◆ **Input rows**:
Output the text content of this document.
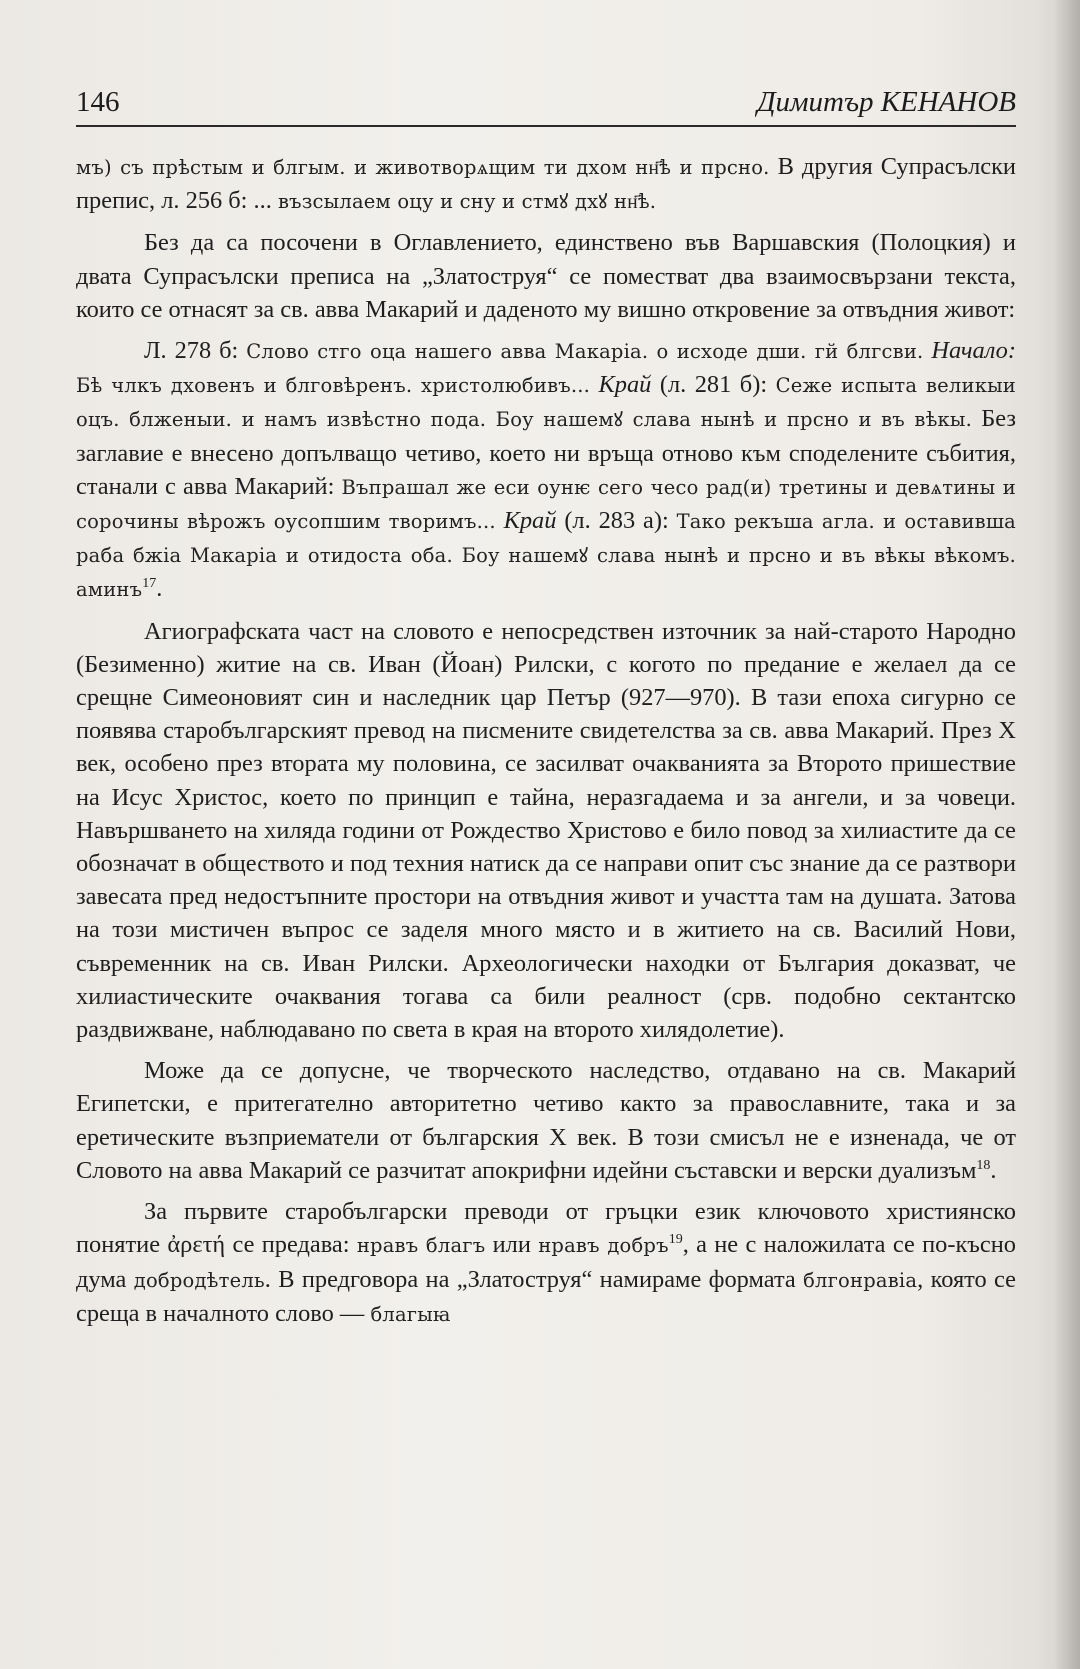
146	Димитър КЕНАНОВ

мъ) съ прѣстым и блгым. и животворѧщим ти дхом нн҃ѣ и прсно. В другия Супрасълски препис, л. 256 б: ... възсылаем оцу и сну и стмꙋ дхꙋ нн҃ѣ.

Без да са посочени в Оглавлението, единствено във Варшавския (Полоцкия) и двата Супрасълски преписа на „Златоструя“ се поместват два взаимосвързани текста, които се отнасят за св. авва Макарий и даденото му вишно откровение за отвъдния живот:

Л. 278 б: Слово стго оца нашего авва Макаріа. о исходе дши. гй блгсви. Начало: Бѣ члкъ дховенъ и блговѣренъ. христолюбивъ... Край (л. 281 б): Сеже испыта великыи оцъ. блженыи. и намъ извѣстно пода. Боу нашемꙋ слава нынѣ и прсно и въ вѣкы. Без заглавие е внесено допълващо четиво, което ни връща отново към споделените събития, станали с авва Макарий: Въпрашал же еси оунѥ сего чесо рад(и) третины и девѧтины и сорочины вѣрожъ оусопшим творимъ... Край (л. 283 а): Тако рекъша агла. и оставивша раба бжіа Макаріа и отидоста оба. Боу нашемꙋ слава нынѣ и прсно и въ вѣкы вѣкомъ. аминъ$^{17}$.

Агиографската част на словото е непосредствен източник за най-старото Народно (Безименно) житие на св. Иван (Йоан) Рилски, с когото по предание е желаел да се срещне Симеоновият син и наследник цар Петър (927—970). В тази епоха сигурно се появява старобългарският превод на писмените свидетелства за св. авва Макарий. През X век, особено през втората му половина, се засилват очакванията за Второто пришествие на Исус Христос, което по принцип е тайна, неразгадаема и за ангели, и за човеци. Навършването на хиляда години от Рождество Христово е било повод за хилиастите да се обозначат в обществото и под техния натиск да се направи опит със знание да се разтвори завесата пред недостъпните простори на отвъдния живот и участта там на душата. Затова на този мистичен въпрос се заделя много място и в житието на св. Василий Нови, съвременник на св. Иван Рилски. Археологически находки от България доказват, че хилиастическите очаквания тогава са били реалност (срв. подобно сектантско раздвижване, наблюдавано по света в края на второто хилядолетие).

Може да се допусне, че творческото наследство, отдавано на св. Макарий Египетски, е притегателно авторитетно четиво както за православните, така и за еретическите възприематели от българския X век. В този смисъл не е изненада, че от Словото на авва Макарий се разчитат апокрифни идейни съставски и верски дуализъм$^{18}$.

За първите старобългарски преводи от гръцки език ключовото християнско понятие ἀρετή се предава: нравъ благъ или нравъ добръ$^{19}$, а не с наложилата се по-късно дума добродѣтель. В предговора на „Златоструя“ намираме формата блгонравіа, която се среща в началното слово — благыꙗ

◆ **Problem statement**:
Copy each line exactly, and leave the pictures out of your copy.

◆ **The output**:
Output the text content of this document.
146	Димитър КЕНАНОВ

мъ) съ прѣстым и блгым. и животворѧщим ти дхом нн҃ѣ и прсно. В другия Супрасълски препис, л. 256 б: ... възсылаем оцу и сну и стмꙋ дхꙋ нн҃ѣ.

Без да са посочени в Оглавлението, единствено във Варшавския (Полоцкия) и двата Супрасълски преписа на „Златоструя“ се поместват два взаимосвързани текста, които се отнасят за св. авва Макарий и даденото му вишно откровение за отвъдния живот:

Л. 278 б: Слово стго оца нашего авва Макаріа. о исходе дши. гй блгсви. Начало: Бѣ члкъ дховенъ и блговѣренъ. христолюбивъ... Край (л. 281 б): Сеже испыта великыи оцъ. блженыи. и намъ извѣстно пода. Боу нашемꙋ слава нынѣ и прсно и въ вѣкы. Без заглавие е внесено допълващо четиво, което ни връща отново към споделените събития, станали с авва Макарий: Въпрашал же еси оунѥ сего чесо рад(и) третины и девѧтины и сорочины вѣрожъ оусопшим творимъ... Край (л. 283 а): Тако рекъша агла. и оставивша раба бжіа Макаріа и отидоста оба. Боу нашемꙋ слава нынѣ и прсно и въ вѣкы вѣкомъ. аминъ$^{17}$.

Агиографската част на словото е непосредствен източник за най-старото Народно (Безименно) житие на св. Иван (Йоан) Рилски, с когото по предание е желаел да се срещне Симеоновият син и наследник цар Петър (927—970). В тази епоха сигурно се появява старобългарският превод на писмените свидетелства за св. авва Макарий. През X век, особено през втората му половина, се засилват очакванията за Второто пришествие на Исус Христос, което по принцип е тайна, неразгадаема и за ангели, и за човеци. Навършването на хиляда години от Рождество Христово е било повод за хилиастите да се обозначат в обществото и под техния натиск да се направи опит със знание да се разтвори завесата пред недостъпните простори на отвъдния живот и участта там на душата. Затова на този мистичен въпрос се заделя много място и в житието на св. Василий Нови, съвременник на св. Иван Рилски. Археологически находки от България доказват, че хилиастическите очаквания тогава са били реалност (срв. подобно сектантско раздвижване, наблюдавано по света в края на второто хилядолетие).

Може да се допусне, че творческото наследство, отдавано на св. Макарий Египетски, е притегателно авторитетно четиво както за православните, така и за еретическите възприематели от българския X век. В този смисъл не е изненада, че от Словото на авва Макарий се разчитат апокрифни идейни съставски и верски дуализъм$^{18}$.

За първите старобългарски преводи от гръцки език ключовото християнско понятие ἀρετή се предава: нравъ благъ или нравъ добръ$^{19}$, а не с наложилата се по-късно дума добродѣтель. В предговора на „Златоструя“ намираме формата блгонравіа, която се среща в началното слово — благыꙗ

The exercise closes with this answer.